Transcribe all of the material below word for word and leave out its pictures.

## begin Dataset entries

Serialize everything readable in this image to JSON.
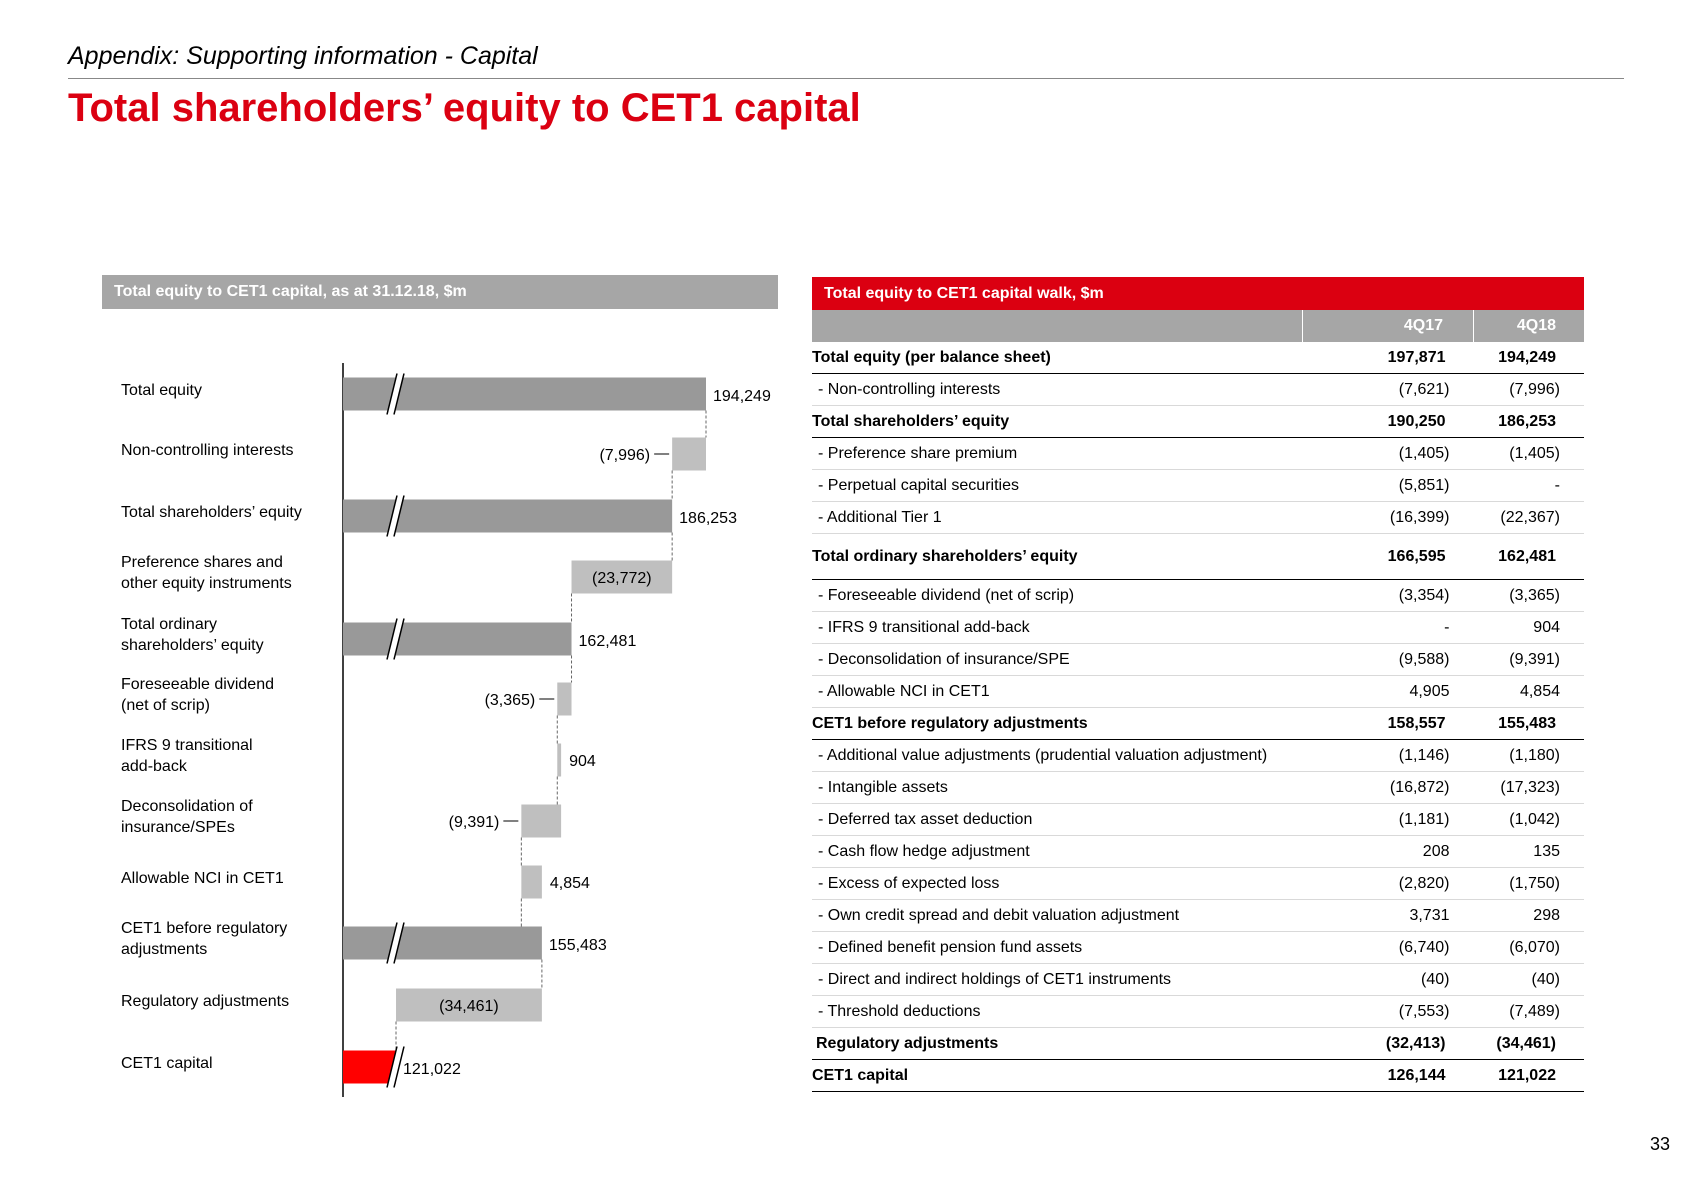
{
  "header": {
    "subtitle": "Appendix: Supporting information - Capital",
    "title": "Total shareholders’ equity to CET1 capital"
  },
  "colors": {
    "brand_red": "#db0011",
    "bar_red": "#ff0000",
    "bar_dark": "#999999",
    "bar_light": "#bfbfbf",
    "header_grey": "#a6a6a6"
  },
  "chart_data": {
    "type": "bar",
    "title": "Total equity to CET1 capital, as at 31.12.18, $m",
    "subtype": "waterfall",
    "axis_break": true,
    "categories": [
      [
        "Total equity"
      ],
      [
        "Non-controlling interests"
      ],
      [
        "Total shareholders’ equity"
      ],
      [
        "Preference shares and",
        "other equity instruments"
      ],
      [
        "Total ordinary",
        "shareholders’ equity"
      ],
      [
        "Foreseeable dividend",
        "(net of scrip)"
      ],
      [
        "IFRS 9 transitional",
        "add-back"
      ],
      [
        "Deconsolidation of",
        "insurance/SPEs"
      ],
      [
        "Allowable NCI in CET1"
      ],
      [
        "CET1 before regulatory",
        "adjustments"
      ],
      [
        "Regulatory adjustments"
      ],
      [
        "CET1 capital"
      ]
    ],
    "values": [
      194249,
      -7996,
      186253,
      -23772,
      162481,
      -3365,
      904,
      -9391,
      4854,
      155483,
      -34461,
      121022
    ],
    "value_labels": [
      "194,249",
      "(7,996)",
      "186,253",
      "(23,772)",
      "162,481",
      "(3,365)",
      "904",
      "(9,391)",
      "4,854",
      "155,483",
      "(34,461)",
      "121,022"
    ],
    "kinds": [
      "total",
      "delta",
      "total",
      "delta",
      "total",
      "delta",
      "delta",
      "delta",
      "delta",
      "total",
      "delta",
      "final"
    ]
  },
  "walk_table": {
    "title": "Total equity to CET1 capital walk, $m",
    "columns": [
      "",
      "4Q17",
      "4Q18"
    ],
    "rows": [
      {
        "label": "Total equity (per balance sheet)",
        "q17": "197,871",
        "q18": "194,249",
        "style": "bold"
      },
      {
        "label": "- Non-controlling interests",
        "q17": "(7,621)",
        "q18": "(7,996)",
        "style": ""
      },
      {
        "label": "Total shareholders’ equity",
        "q17": "190,250",
        "q18": "186,253",
        "style": "bold"
      },
      {
        "label": "- Preference share premium",
        "q17": "(1,405)",
        "q18": "(1,405)",
        "style": ""
      },
      {
        "label": "- Perpetual capital securities",
        "q17": "(5,851)",
        "q18": "-",
        "style": ""
      },
      {
        "label": "- Additional Tier 1",
        "q17": "(16,399)",
        "q18": "(22,367)",
        "style": ""
      },
      {
        "label": "Total ordinary shareholders’ equity",
        "q17": "166,595",
        "q18": "162,481",
        "style": "bold tall"
      },
      {
        "label": "- Foreseeable dividend (net of scrip)",
        "q17": "(3,354)",
        "q18": "(3,365)",
        "style": ""
      },
      {
        "label": "- IFRS 9 transitional add-back",
        "q17": "-",
        "q18": "904",
        "style": ""
      },
      {
        "label": "- Deconsolidation of insurance/SPE",
        "q17": "(9,588)",
        "q18": "(9,391)",
        "style": ""
      },
      {
        "label": "- Allowable NCI in CET1",
        "q17": "4,905",
        "q18": "4,854",
        "style": ""
      },
      {
        "label": "CET1 before regulatory adjustments",
        "q17": "158,557",
        "q18": "155,483",
        "style": "bold"
      },
      {
        "label": "- Additional value adjustments (prudential valuation adjustment)",
        "q17": "(1,146)",
        "q18": "(1,180)",
        "style": ""
      },
      {
        "label": "- Intangible assets",
        "q17": "(16,872)",
        "q18": "(17,323)",
        "style": ""
      },
      {
        "label": "- Deferred tax asset deduction",
        "q17": "(1,181)",
        "q18": "(1,042)",
        "style": ""
      },
      {
        "label": "- Cash flow hedge adjustment",
        "q17": "208",
        "q18": "135",
        "style": ""
      },
      {
        "label": "- Excess of expected loss",
        "q17": "(2,820)",
        "q18": "(1,750)",
        "style": ""
      },
      {
        "label": "- Own credit spread and debit valuation adjustment",
        "q17": "3,731",
        "q18": "298",
        "style": ""
      },
      {
        "label": "- Defined benefit pension fund assets",
        "q17": "(6,740)",
        "q18": "(6,070)",
        "style": ""
      },
      {
        "label": "- Direct and indirect holdings of CET1 instruments",
        "q17": "(40)",
        "q18": "(40)",
        "style": ""
      },
      {
        "label": "- Threshold deductions",
        "q17": "(7,553)",
        "q18": "(7,489)",
        "style": ""
      },
      {
        "label": "Regulatory adjustments",
        "q17": "(32,413)",
        "q18": "(34,461)",
        "style": "bold reg"
      },
      {
        "label": "CET1 capital",
        "q17": "126,144",
        "q18": "121,022",
        "style": "bold"
      }
    ]
  },
  "page_number": "33"
}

## end Dataset entries

**Finished task**
Serialize everything readable in this image to JSON.
{
  "header": {
    "subtitle": "Appendix: Supporting information - Capital",
    "title": "Total shareholders’ equity to CET1 capital"
  },
  "colors": {
    "brand_red": "#db0011",
    "bar_red": "#ff0000",
    "bar_dark": "#999999",
    "bar_light": "#bfbfbf",
    "header_grey": "#a6a6a6"
  },
  "chart_data": {
    "type": "bar",
    "title": "Total equity to CET1 capital, as at 31.12.18, $m",
    "subtype": "waterfall",
    "axis_break": true,
    "categories": [
      [
        "Total equity"
      ],
      [
        "Non-controlling interests"
      ],
      [
        "Total shareholders’ equity"
      ],
      [
        "Preference shares and",
        "other equity instruments"
      ],
      [
        "Total ordinary",
        "shareholders’ equity"
      ],
      [
        "Foreseeable dividend",
        "(net of scrip)"
      ],
      [
        "IFRS 9 transitional",
        "add-back"
      ],
      [
        "Deconsolidation of",
        "insurance/SPEs"
      ],
      [
        "Allowable NCI in CET1"
      ],
      [
        "CET1 before regulatory",
        "adjustments"
      ],
      [
        "Regulatory adjustments"
      ],
      [
        "CET1 capital"
      ]
    ],
    "values": [
      194249,
      -7996,
      186253,
      -23772,
      162481,
      -3365,
      904,
      -9391,
      4854,
      155483,
      -34461,
      121022
    ],
    "value_labels": [
      "194,249",
      "(7,996)",
      "186,253",
      "(23,772)",
      "162,481",
      "(3,365)",
      "904",
      "(9,391)",
      "4,854",
      "155,483",
      "(34,461)",
      "121,022"
    ],
    "kinds": [
      "total",
      "delta",
      "total",
      "delta",
      "total",
      "delta",
      "delta",
      "delta",
      "delta",
      "total",
      "delta",
      "final"
    ]
  },
  "walk_table": {
    "title": "Total equity to CET1 capital walk, $m",
    "columns": [
      "",
      "4Q17",
      "4Q18"
    ],
    "rows": [
      {
        "label": "Total equity (per balance sheet)",
        "q17": "197,871",
        "q18": "194,249",
        "style": "bold"
      },
      {
        "label": "- Non-controlling interests",
        "q17": "(7,621)",
        "q18": "(7,996)",
        "style": ""
      },
      {
        "label": "Total shareholders’ equity",
        "q17": "190,250",
        "q18": "186,253",
        "style": "bold"
      },
      {
        "label": "- Preference share premium",
        "q17": "(1,405)",
        "q18": "(1,405)",
        "style": ""
      },
      {
        "label": "- Perpetual capital securities",
        "q17": "(5,851)",
        "q18": "-",
        "style": ""
      },
      {
        "label": "- Additional Tier 1",
        "q17": "(16,399)",
        "q18": "(22,367)",
        "style": ""
      },
      {
        "label": "Total ordinary shareholders’ equity",
        "q17": "166,595",
        "q18": "162,481",
        "style": "bold tall"
      },
      {
        "label": "- Foreseeable dividend (net of scrip)",
        "q17": "(3,354)",
        "q18": "(3,365)",
        "style": ""
      },
      {
        "label": "- IFRS 9 transitional add-back",
        "q17": "-",
        "q18": "904",
        "style": ""
      },
      {
        "label": "- Deconsolidation of insurance/SPE",
        "q17": "(9,588)",
        "q18": "(9,391)",
        "style": ""
      },
      {
        "label": "- Allowable NCI in CET1",
        "q17": "4,905",
        "q18": "4,854",
        "style": ""
      },
      {
        "label": "CET1 before regulatory adjustments",
        "q17": "158,557",
        "q18": "155,483",
        "style": "bold"
      },
      {
        "label": "- Additional value adjustments (prudential valuation adjustment)",
        "q17": "(1,146)",
        "q18": "(1,180)",
        "style": ""
      },
      {
        "label": "- Intangible assets",
        "q17": "(16,872)",
        "q18": "(17,323)",
        "style": ""
      },
      {
        "label": "- Deferred tax asset deduction",
        "q17": "(1,181)",
        "q18": "(1,042)",
        "style": ""
      },
      {
        "label": "- Cash flow hedge adjustment",
        "q17": "208",
        "q18": "135",
        "style": ""
      },
      {
        "label": "- Excess of expected loss",
        "q17": "(2,820)",
        "q18": "(1,750)",
        "style": ""
      },
      {
        "label": "- Own credit spread and debit valuation adjustment",
        "q17": "3,731",
        "q18": "298",
        "style": ""
      },
      {
        "label": "- Defined benefit pension fund assets",
        "q17": "(6,740)",
        "q18": "(6,070)",
        "style": ""
      },
      {
        "label": "- Direct and indirect holdings of CET1 instruments",
        "q17": "(40)",
        "q18": "(40)",
        "style": ""
      },
      {
        "label": "- Threshold deductions",
        "q17": "(7,553)",
        "q18": "(7,489)",
        "style": ""
      },
      {
        "label": "Regulatory adjustments",
        "q17": "(32,413)",
        "q18": "(34,461)",
        "style": "bold reg"
      },
      {
        "label": "CET1 capital",
        "q17": "126,144",
        "q18": "121,022",
        "style": "bold"
      }
    ]
  },
  "page_number": "33"
}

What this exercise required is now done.